--- start Record list ---

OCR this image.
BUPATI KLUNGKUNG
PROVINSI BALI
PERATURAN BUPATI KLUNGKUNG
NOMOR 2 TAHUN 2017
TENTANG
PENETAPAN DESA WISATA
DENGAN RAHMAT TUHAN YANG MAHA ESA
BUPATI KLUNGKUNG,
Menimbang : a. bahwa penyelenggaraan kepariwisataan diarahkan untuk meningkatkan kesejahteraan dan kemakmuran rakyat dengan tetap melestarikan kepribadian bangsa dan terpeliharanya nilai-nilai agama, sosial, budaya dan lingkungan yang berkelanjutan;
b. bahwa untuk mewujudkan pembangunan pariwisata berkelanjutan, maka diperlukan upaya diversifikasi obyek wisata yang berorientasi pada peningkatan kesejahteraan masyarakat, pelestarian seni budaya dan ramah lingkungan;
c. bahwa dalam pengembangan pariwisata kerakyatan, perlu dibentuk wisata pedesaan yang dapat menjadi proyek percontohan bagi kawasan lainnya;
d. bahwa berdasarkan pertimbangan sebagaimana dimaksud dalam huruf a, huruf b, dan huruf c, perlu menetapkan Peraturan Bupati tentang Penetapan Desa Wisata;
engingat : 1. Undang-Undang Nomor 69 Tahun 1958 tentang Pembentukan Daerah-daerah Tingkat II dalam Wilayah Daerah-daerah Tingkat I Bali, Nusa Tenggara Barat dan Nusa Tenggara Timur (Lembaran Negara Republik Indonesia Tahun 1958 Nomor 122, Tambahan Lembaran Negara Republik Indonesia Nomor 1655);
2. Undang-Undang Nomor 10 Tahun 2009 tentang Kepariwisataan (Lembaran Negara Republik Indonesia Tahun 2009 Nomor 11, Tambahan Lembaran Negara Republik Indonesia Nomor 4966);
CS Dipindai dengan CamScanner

--- end Record list ---

Exercise
Reply with the number of lines in the data that include the string "kesejahteraan" and nothing else.

Written answer
2